- **Prompt**: Write each record again exactly as it stands.

Data records

= = = = =

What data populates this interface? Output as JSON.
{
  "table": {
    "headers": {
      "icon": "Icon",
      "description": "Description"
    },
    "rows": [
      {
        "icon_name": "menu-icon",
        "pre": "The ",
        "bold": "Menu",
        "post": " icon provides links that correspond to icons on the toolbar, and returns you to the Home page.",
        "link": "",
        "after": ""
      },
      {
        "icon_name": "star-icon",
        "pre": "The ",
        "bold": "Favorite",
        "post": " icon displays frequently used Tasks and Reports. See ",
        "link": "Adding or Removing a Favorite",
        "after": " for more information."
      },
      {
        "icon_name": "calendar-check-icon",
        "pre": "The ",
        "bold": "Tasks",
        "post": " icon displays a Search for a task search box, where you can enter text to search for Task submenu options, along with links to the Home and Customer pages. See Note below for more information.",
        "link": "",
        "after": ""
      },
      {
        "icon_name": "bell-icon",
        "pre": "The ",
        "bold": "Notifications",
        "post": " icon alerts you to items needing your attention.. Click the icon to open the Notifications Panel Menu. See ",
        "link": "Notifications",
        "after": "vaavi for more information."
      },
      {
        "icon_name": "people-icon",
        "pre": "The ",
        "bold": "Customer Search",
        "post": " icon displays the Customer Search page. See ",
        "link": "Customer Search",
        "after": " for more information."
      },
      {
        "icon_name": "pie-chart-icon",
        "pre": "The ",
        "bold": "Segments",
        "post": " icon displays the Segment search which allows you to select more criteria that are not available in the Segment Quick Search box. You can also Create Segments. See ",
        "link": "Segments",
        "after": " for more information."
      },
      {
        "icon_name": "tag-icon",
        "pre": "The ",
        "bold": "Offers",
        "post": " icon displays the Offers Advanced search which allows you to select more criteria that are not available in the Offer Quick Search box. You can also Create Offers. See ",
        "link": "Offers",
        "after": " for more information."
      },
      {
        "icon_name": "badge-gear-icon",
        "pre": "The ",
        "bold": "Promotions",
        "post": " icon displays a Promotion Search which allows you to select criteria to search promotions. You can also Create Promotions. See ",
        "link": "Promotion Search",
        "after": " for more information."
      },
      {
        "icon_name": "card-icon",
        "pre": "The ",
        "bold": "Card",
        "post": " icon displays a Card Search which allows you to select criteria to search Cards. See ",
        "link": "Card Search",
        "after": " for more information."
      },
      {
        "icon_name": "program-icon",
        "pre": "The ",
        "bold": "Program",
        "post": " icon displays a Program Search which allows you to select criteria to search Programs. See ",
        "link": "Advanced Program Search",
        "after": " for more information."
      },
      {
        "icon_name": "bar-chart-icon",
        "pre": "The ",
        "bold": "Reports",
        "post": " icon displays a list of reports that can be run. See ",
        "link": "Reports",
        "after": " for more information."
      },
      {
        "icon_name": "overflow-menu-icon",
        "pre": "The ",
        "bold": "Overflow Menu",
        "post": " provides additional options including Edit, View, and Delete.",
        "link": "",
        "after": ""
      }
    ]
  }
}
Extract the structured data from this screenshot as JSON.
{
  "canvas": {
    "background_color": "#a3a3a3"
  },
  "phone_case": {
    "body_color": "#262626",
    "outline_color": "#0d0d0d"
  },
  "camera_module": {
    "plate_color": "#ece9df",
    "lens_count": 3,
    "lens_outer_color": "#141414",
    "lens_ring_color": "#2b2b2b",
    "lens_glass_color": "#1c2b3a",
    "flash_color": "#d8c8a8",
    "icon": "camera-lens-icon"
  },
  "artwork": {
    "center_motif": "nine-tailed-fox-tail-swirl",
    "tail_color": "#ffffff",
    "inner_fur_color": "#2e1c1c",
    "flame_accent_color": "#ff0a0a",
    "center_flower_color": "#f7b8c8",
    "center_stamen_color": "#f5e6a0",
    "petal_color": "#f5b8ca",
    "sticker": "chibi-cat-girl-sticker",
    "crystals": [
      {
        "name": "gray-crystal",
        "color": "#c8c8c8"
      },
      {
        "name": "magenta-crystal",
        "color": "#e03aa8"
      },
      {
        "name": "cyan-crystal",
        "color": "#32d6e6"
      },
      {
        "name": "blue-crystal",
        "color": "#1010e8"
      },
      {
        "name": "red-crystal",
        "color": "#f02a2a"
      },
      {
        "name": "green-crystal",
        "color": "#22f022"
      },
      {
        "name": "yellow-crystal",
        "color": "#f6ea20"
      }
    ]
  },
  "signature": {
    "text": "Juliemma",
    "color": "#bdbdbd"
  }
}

= = = = =

- **Solution to the exercise**:
What data populates this interface? Output as JSON.
{
  "table": {
    "headers": {
      "icon": "Icon",
      "description": "Description"
    },
    "rows": [
      {
        "icon_name": "menu-icon",
        "pre": "The ",
        "bold": "Menu",
        "post": " icon provides links that correspond to icons on the toolbar, and returns you to the Home page.",
        "link": "",
        "after": ""
      },
      {
        "icon_name": "star-icon",
        "pre": "The ",
        "bold": "Favorite",
        "post": " icon displays frequently used Tasks and Reports. See ",
        "link": "Adding or Removing a Favorite",
        "after": " for more information."
      },
      {
        "icon_name": "calendar-check-icon",
        "pre": "The ",
        "bold": "Tasks",
        "post": " icon displays a Search for a task search box, where you can enter text to search for Task submenu options, along with links to the Home and Customer pages. See Note below for more information.",
        "link": "",
        "after": ""
      },
      {
        "icon_name": "bell-icon",
        "pre": "The ",
        "bold": "Notifications",
        "post": " icon alerts you to items needing your attention.. Click the icon to open the Notifications Panel Menu. See ",
        "link": "Notifications",
        "after": "vaavi for more information."
      },
      {
        "icon_name": "people-icon",
        "pre": "The ",
        "bold": "Customer Search",
        "post": " icon displays the Customer Search page. See ",
        "link": "Customer Search",
        "after": " for more information."
      },
      {
        "icon_name": "pie-chart-icon",
        "pre": "The ",
        "bold": "Segments",
        "post": " icon displays the Segment search which allows you to select more criteria that are not available in the Segment Quick Search box. You can also Create Segments. See ",
        "link": "Segments",
        "after": " for more information."
      },
      {
        "icon_name": "tag-icon",
        "pre": "The ",
        "bold": "Offers",
        "post": " icon displays the Offers Advanced search which allows you to select more criteria that are not available in the Offer Quick Search box. You can also Create Offers. See ",
        "link": "Offers",
        "after": " for more information."
      },
      {
        "icon_name": "badge-gear-icon",
        "pre": "The ",
        "bold": "Promotions",
        "post": " icon displays a Promotion Search which allows you to select criteria to search promotions. You can also Create Promotions. See ",
        "link": "Promotion Search",
        "after": " for more information."
      },
      {
        "icon_name": "card-icon",
        "pre": "The ",
        "bold": "Card",
        "post": " icon displays a Card Search which allows you to select criteria to search Cards. See ",
        "link": "Card Search",
        "after": " for more information."
      },
      {
        "icon_name": "program-icon",
        "pre": "The ",
        "bold": "Program",
        "post": " icon displays a Program Search which allows you to select criteria to search Programs. See ",
        "link": "Advanced Program Search",
        "after": " for more information."
      },
      {
        "icon_name": "bar-chart-icon",
        "pre": "The ",
        "bold": "Reports",
        "post": " icon displays a list of reports that can be run. See ",
        "link": "Reports",
        "after": " for more information."
      },
      {
        "icon_name": "overflow-menu-icon",
        "pre": "The ",
        "bold": "Overflow Menu",
        "post": " provides additional options including Edit, View, and Delete.",
        "link": "",
        "after": ""
      }
    ]
  }
}
Extract the structured data from this screenshot as JSON.
{
  "canvas": {
    "background_color": "#a3a3a3"
  },
  "phone_case": {
    "body_color": "#262626",
    "outline_color": "#0d0d0d"
  },
  "camera_module": {
    "plate_color": "#ece9df",
    "lens_count": 3,
    "lens_outer_color": "#141414",
    "lens_ring_color": "#2b2b2b",
    "lens_glass_color": "#1c2b3a",
    "flash_color": "#d8c8a8",
    "icon": "camera-lens-icon"
  },
  "artwork": {
    "center_motif": "nine-tailed-fox-tail-swirl",
    "tail_color": "#ffffff",
    "inner_fur_color": "#2e1c1c",
    "flame_accent_color": "#ff0a0a",
    "center_flower_color": "#f7b8c8",
    "center_stamen_color": "#f5e6a0",
    "petal_color": "#f5b8ca",
    "sticker": "chibi-cat-girl-sticker",
    "crystals": [
      {
        "name": "gray-crystal",
        "color": "#c8c8c8"
      },
      {
        "name": "magenta-crystal",
        "color": "#e03aa8"
      },
      {
        "name": "cyan-crystal",
        "color": "#32d6e6"
      },
      {
        "name": "blue-crystal",
        "color": "#1010e8"
      },
      {
        "name": "red-crystal",
        "color": "#f02a2a"
      },
      {
        "name": "green-crystal",
        "color": "#22f022"
      },
      {
        "name": "yellow-crystal",
        "color": "#f6ea20"
      }
    ]
  },
  "signature": {
    "text": "Juliemma",
    "color": "#bdbdbd"
  }
}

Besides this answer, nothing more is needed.